## Written instruction
Look through the listing for the word "nthe". Copy each line that has it.

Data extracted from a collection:
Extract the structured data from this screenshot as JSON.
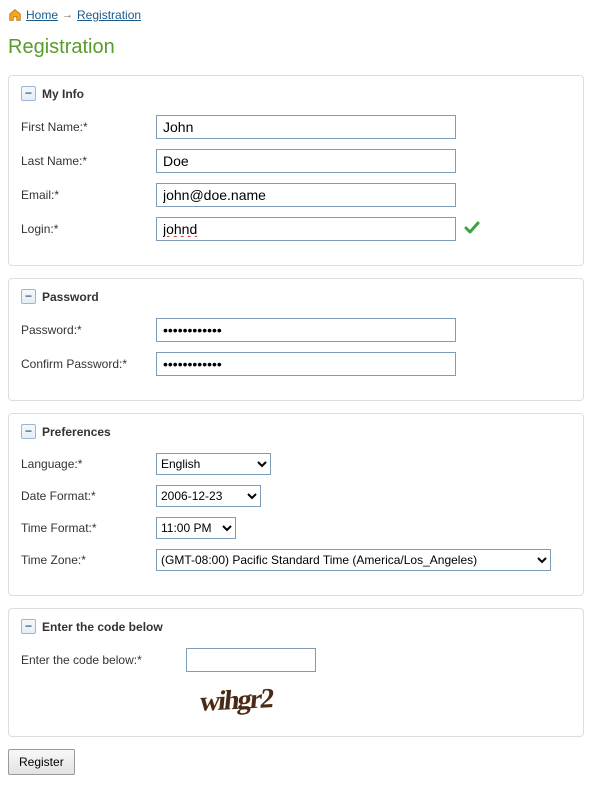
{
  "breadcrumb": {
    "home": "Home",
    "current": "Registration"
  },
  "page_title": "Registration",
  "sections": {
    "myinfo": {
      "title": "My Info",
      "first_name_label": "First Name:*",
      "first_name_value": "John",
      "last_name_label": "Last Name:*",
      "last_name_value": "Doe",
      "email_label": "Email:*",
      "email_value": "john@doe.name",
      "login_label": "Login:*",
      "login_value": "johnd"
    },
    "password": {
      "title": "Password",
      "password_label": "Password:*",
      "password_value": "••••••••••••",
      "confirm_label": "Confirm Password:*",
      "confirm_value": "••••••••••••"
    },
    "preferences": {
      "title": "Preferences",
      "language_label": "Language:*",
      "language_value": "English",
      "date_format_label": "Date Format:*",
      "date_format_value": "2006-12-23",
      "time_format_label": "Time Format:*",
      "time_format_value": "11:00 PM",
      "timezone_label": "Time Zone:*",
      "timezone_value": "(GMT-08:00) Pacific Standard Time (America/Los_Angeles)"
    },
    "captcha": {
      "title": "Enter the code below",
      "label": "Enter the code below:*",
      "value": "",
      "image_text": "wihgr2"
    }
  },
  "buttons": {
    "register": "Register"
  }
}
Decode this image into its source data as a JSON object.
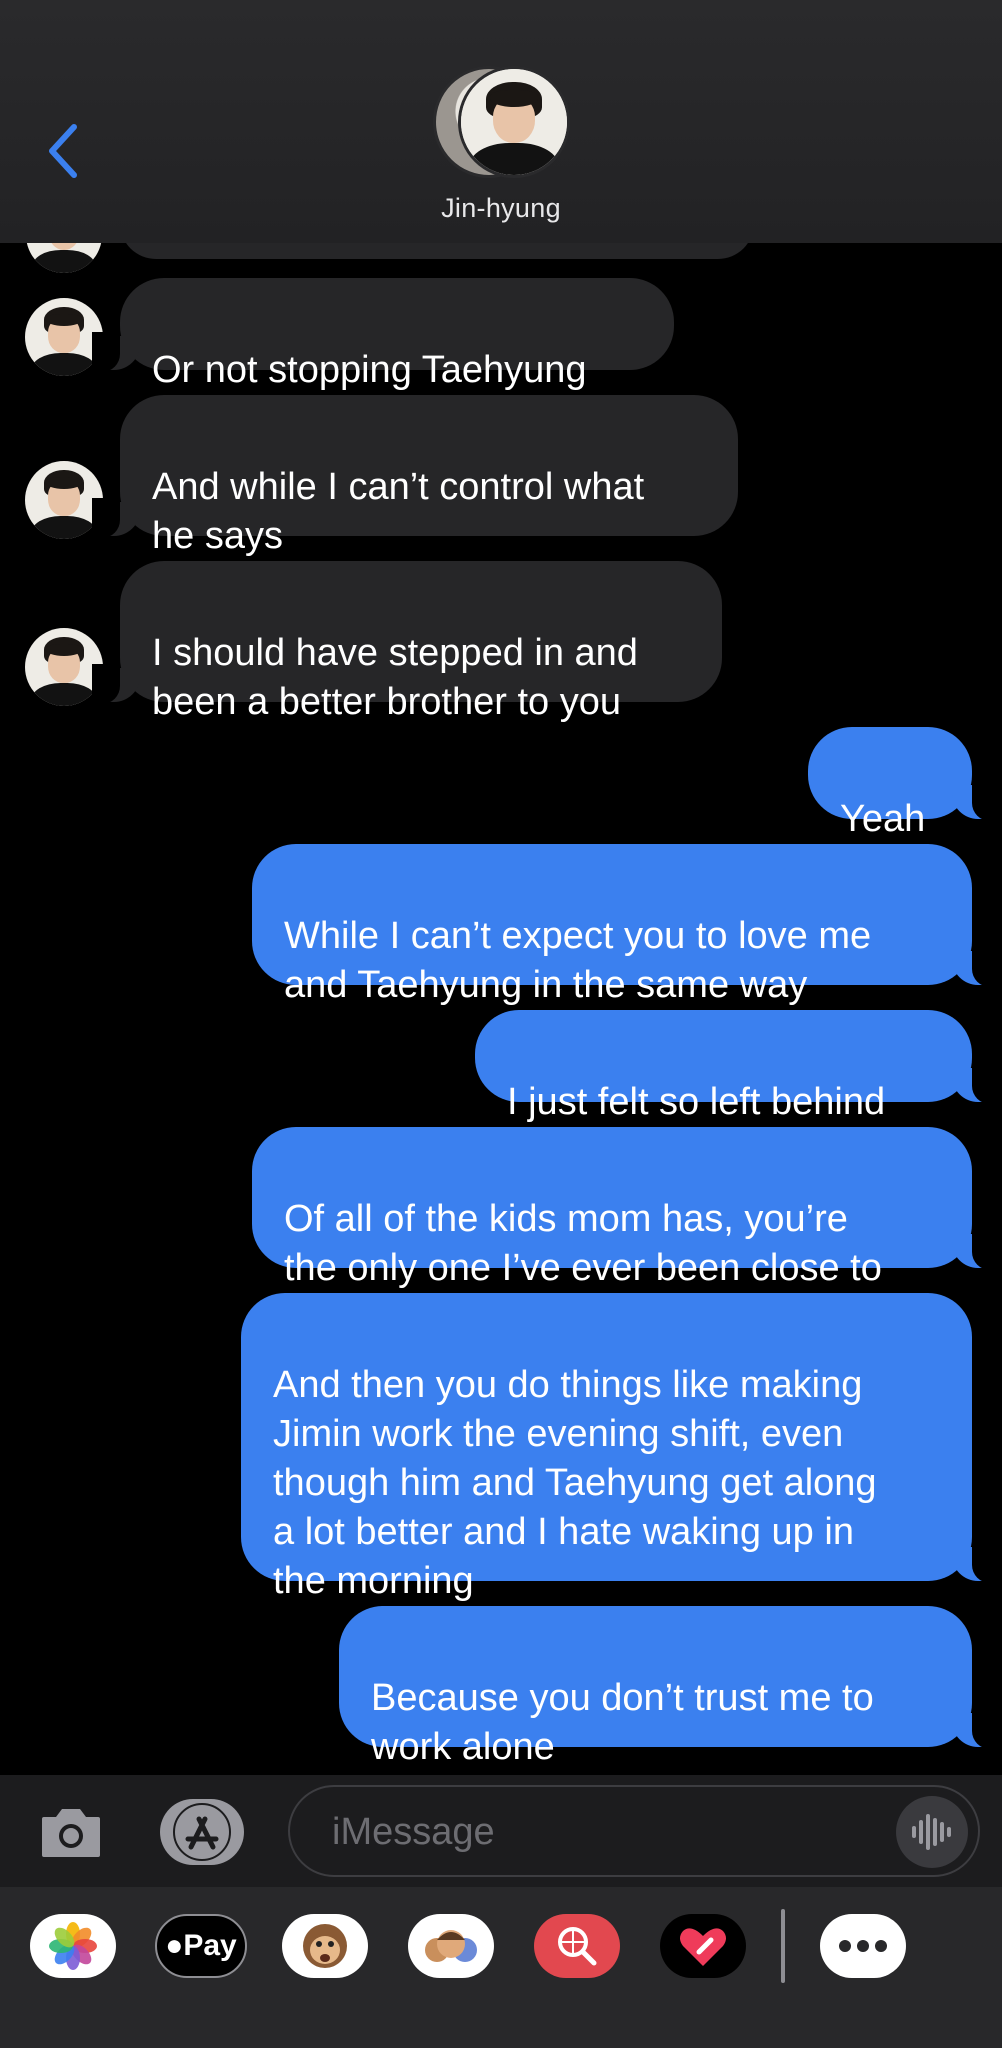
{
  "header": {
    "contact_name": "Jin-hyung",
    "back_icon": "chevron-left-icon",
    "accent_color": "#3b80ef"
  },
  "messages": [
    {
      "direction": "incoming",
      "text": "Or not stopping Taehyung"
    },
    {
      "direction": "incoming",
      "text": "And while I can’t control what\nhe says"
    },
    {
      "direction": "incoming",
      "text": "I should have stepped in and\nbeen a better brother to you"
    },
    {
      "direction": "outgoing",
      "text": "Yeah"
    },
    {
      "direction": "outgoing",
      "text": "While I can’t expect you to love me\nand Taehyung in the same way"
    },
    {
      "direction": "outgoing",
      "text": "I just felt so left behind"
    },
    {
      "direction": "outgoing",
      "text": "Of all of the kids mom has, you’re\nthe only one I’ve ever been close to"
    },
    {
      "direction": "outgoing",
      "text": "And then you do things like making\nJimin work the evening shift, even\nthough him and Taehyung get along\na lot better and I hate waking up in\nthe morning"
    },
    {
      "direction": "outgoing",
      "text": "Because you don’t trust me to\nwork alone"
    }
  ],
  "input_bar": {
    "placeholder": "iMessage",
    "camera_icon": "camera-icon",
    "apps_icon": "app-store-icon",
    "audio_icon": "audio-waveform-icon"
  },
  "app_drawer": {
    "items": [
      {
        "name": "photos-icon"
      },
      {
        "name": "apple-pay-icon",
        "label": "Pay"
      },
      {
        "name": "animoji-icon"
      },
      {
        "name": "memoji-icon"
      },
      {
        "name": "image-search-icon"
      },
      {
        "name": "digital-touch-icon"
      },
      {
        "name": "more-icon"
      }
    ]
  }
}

## Answer in full
      "text": "Of all of the kids mom has, you’re\nthe only one I’ve ever been close to"
      "text": "And then you do things like making\nJimin work the evening shift, even\nthough him and Taehyung get along\na lot better and I hate waking up in\nthe morning"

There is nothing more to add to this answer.